— Start —

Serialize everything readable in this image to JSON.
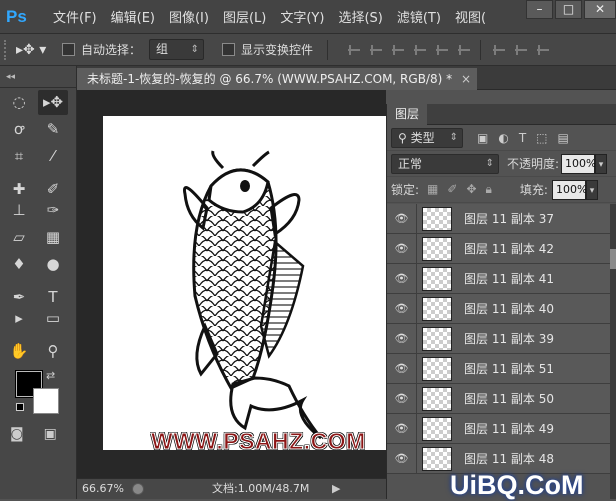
{
  "app": {
    "logo": "Ps"
  },
  "menu": [
    "文件(F)",
    "编辑(E)",
    "图像(I)",
    "图层(L)",
    "文字(Y)",
    "选择(S)",
    "滤镜(T)",
    "视图("
  ],
  "window_controls": [
    "–",
    "□",
    "✕"
  ],
  "options": {
    "tool_icon": "move-icon",
    "auto_select_label": "自动选择：",
    "auto_select_value": "组",
    "show_transform_label": "显示变换控件"
  },
  "document": {
    "tab_title": "未标题-1-恢复的-恢复的 @ 66.7% (WWW.PSAHZ.COM, RGB/8) *",
    "close": "×",
    "watermark": "WWW.PSAHZ.COM"
  },
  "status": {
    "zoom": "66.67%",
    "doc_info": "文档:1.00M/48.7M",
    "arrow": "▶"
  },
  "toolbar": {
    "grip": "◂◂"
  },
  "layers_panel": {
    "tab": "图层",
    "filter_kind": "类型",
    "blend_mode": "正常",
    "opacity_label": "不透明度:",
    "opacity_value": "100%",
    "lock_label": "锁定:",
    "fill_label": "填充:",
    "fill_value": "100%",
    "layers": [
      {
        "name": "图层 11 副本 37"
      },
      {
        "name": "图层 11 副本 42"
      },
      {
        "name": "图层 11 副本 41"
      },
      {
        "name": "图层 11 副本 40"
      },
      {
        "name": "图层 11 副本 39"
      },
      {
        "name": "图层 11 副本 51"
      },
      {
        "name": "图层 11 副本 50"
      },
      {
        "name": "图层 11 副本 49"
      },
      {
        "name": "图层 11 副本 48"
      }
    ]
  },
  "brand": "UiBQ.CoM",
  "colors": {
    "foreground": "#000000",
    "background": "#ffffff"
  }
}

— End —

▶ _Given problem_
Transcribe the records verbatim and omit the images.

▶ _Complete response_
Serialize everything readable in this image to JSON.
{
  "app": {
    "logo": "Ps"
  },
  "menu": [
    "文件(F)",
    "编辑(E)",
    "图像(I)",
    "图层(L)",
    "文字(Y)",
    "选择(S)",
    "滤镜(T)",
    "视图("
  ],
  "window_controls": [
    "–",
    "□",
    "✕"
  ],
  "options": {
    "tool_icon": "move-icon",
    "auto_select_label": "自动选择：",
    "auto_select_value": "组",
    "show_transform_label": "显示变换控件"
  },
  "document": {
    "tab_title": "未标题-1-恢复的-恢复的 @ 66.7% (WWW.PSAHZ.COM, RGB/8) *",
    "close": "×",
    "watermark": "WWW.PSAHZ.COM"
  },
  "status": {
    "zoom": "66.67%",
    "doc_info": "文档:1.00M/48.7M",
    "arrow": "▶"
  },
  "toolbar": {
    "grip": "◂◂"
  },
  "layers_panel": {
    "tab": "图层",
    "filter_kind": "类型",
    "blend_mode": "正常",
    "opacity_label": "不透明度:",
    "opacity_value": "100%",
    "lock_label": "锁定:",
    "fill_label": "填充:",
    "fill_value": "100%",
    "layers": [
      {
        "name": "图层 11 副本 37"
      },
      {
        "name": "图层 11 副本 42"
      },
      {
        "name": "图层 11 副本 41"
      },
      {
        "name": "图层 11 副本 40"
      },
      {
        "name": "图层 11 副本 39"
      },
      {
        "name": "图层 11 副本 51"
      },
      {
        "name": "图层 11 副本 50"
      },
      {
        "name": "图层 11 副本 49"
      },
      {
        "name": "图层 11 副本 48"
      }
    ]
  },
  "brand": "UiBQ.CoM",
  "colors": {
    "foreground": "#000000",
    "background": "#ffffff"
  }
}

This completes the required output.